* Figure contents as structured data

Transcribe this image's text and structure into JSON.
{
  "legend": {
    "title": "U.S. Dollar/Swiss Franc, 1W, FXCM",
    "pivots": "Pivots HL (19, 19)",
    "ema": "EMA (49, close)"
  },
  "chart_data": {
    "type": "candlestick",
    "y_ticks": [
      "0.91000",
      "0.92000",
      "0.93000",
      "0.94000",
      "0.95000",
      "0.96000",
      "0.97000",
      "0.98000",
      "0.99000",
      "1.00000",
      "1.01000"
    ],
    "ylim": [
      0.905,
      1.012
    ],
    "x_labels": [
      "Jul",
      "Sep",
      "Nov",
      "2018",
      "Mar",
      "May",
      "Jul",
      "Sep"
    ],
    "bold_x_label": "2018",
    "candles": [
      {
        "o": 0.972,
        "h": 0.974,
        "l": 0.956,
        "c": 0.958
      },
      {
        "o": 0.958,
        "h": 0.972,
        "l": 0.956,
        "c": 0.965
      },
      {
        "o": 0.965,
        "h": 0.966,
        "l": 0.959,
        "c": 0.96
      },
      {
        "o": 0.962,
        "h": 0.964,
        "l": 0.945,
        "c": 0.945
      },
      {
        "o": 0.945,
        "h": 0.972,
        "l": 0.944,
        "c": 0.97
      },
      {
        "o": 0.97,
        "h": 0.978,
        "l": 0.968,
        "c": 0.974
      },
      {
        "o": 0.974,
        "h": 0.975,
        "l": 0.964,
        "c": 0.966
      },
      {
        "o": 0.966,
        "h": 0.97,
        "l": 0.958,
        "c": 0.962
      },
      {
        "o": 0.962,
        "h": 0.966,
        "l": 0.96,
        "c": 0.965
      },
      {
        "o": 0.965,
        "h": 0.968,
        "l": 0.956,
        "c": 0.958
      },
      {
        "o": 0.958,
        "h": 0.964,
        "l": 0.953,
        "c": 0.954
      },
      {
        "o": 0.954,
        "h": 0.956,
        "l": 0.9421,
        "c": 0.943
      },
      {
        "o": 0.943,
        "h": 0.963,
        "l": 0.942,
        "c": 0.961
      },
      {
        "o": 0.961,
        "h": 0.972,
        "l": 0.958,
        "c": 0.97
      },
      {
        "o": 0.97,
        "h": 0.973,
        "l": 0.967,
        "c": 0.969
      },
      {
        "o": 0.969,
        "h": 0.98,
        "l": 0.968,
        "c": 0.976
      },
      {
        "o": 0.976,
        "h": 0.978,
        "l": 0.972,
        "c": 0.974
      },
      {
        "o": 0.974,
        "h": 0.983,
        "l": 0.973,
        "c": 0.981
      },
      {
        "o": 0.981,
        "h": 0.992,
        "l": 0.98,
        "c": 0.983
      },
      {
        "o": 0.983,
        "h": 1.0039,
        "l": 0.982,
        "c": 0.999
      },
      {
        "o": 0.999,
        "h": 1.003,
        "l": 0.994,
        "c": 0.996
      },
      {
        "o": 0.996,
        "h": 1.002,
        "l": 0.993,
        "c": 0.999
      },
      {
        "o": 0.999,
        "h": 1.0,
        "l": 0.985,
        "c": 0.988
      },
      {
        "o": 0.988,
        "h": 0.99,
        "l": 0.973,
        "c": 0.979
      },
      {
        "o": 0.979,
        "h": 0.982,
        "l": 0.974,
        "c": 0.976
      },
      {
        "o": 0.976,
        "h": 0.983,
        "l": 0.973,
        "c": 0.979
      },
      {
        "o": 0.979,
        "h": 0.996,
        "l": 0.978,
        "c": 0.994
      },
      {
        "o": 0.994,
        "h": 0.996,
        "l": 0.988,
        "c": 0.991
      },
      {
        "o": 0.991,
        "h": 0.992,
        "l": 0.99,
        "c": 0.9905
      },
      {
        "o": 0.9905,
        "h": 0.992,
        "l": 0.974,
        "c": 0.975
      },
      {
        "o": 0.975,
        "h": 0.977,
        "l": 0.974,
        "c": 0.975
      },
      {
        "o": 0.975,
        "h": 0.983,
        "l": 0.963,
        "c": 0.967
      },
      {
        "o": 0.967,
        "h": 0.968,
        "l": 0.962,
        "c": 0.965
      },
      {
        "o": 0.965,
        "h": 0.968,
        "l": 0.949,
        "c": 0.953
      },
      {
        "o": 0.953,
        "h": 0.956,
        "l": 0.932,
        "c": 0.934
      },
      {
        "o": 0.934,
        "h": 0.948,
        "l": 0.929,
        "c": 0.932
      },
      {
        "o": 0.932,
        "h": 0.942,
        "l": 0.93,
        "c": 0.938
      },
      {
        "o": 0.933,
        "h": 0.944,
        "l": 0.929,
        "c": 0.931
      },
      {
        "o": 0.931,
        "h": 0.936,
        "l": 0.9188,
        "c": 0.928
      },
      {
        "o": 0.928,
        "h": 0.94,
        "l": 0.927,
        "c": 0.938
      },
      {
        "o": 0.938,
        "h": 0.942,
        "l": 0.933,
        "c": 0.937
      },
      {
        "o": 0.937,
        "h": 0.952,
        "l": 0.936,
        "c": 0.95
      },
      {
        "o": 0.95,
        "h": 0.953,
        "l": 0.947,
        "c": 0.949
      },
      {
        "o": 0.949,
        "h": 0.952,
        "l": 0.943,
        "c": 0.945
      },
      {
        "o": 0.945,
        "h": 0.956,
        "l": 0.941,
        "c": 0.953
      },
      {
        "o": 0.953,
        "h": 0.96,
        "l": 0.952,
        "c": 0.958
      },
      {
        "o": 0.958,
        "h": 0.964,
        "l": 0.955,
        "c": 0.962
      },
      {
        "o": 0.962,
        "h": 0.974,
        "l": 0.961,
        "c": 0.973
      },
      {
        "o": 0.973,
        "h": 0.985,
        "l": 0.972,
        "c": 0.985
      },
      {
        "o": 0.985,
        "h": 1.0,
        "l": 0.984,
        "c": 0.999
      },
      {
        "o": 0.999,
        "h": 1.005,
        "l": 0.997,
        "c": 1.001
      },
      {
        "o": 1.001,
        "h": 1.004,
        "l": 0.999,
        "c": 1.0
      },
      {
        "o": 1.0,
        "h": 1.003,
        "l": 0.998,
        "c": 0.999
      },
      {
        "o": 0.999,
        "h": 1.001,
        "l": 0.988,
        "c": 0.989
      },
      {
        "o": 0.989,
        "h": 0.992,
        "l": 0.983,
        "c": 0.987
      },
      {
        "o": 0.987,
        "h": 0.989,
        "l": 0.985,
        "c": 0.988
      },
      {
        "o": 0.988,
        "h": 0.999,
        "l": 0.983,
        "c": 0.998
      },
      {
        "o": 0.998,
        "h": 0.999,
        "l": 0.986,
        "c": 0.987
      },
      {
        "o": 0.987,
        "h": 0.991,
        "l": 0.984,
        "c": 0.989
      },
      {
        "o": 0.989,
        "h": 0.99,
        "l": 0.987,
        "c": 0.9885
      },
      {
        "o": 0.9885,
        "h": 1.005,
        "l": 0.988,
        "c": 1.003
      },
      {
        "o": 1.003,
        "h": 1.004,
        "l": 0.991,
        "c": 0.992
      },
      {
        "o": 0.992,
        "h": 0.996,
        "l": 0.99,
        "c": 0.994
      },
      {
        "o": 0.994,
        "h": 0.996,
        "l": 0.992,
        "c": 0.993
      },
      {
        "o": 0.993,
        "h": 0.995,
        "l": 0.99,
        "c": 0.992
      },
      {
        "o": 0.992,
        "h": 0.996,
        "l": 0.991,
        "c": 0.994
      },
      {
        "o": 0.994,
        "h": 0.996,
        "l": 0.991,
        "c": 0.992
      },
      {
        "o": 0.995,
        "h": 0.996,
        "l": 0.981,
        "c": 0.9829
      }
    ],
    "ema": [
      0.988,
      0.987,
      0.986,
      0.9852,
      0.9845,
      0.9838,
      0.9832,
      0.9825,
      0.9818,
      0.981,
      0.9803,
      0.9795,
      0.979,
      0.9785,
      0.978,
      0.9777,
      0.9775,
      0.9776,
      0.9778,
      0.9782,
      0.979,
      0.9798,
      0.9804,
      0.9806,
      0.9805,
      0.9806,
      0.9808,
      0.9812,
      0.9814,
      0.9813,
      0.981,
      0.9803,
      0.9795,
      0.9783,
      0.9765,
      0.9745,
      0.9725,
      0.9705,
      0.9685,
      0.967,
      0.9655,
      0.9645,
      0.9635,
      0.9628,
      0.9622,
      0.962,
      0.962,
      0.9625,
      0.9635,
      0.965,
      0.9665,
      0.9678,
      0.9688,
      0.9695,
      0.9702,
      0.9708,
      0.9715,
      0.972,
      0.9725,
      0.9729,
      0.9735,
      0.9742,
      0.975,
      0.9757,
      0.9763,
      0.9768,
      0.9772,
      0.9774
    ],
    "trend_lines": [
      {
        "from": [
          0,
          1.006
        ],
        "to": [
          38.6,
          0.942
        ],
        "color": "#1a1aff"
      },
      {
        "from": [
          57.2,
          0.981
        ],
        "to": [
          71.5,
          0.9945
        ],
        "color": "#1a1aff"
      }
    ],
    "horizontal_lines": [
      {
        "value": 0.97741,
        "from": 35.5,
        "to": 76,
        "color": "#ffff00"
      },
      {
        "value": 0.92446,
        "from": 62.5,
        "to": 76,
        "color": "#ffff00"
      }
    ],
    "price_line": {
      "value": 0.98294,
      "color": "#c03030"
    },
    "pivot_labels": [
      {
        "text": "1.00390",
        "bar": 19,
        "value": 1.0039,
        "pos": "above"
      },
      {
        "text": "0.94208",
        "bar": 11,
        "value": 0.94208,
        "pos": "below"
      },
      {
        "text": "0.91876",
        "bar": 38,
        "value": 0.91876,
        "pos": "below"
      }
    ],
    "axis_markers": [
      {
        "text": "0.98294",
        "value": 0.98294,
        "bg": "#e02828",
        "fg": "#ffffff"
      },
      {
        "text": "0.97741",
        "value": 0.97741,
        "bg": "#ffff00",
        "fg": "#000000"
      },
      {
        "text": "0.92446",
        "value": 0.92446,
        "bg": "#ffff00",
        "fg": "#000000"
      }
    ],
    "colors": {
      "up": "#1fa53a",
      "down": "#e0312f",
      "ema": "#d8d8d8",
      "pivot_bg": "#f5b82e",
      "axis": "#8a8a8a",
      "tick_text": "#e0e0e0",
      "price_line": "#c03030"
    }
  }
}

* Required work
Report how many lines in the listing above include the word "value". Give nothing but the number.

* Finished task
9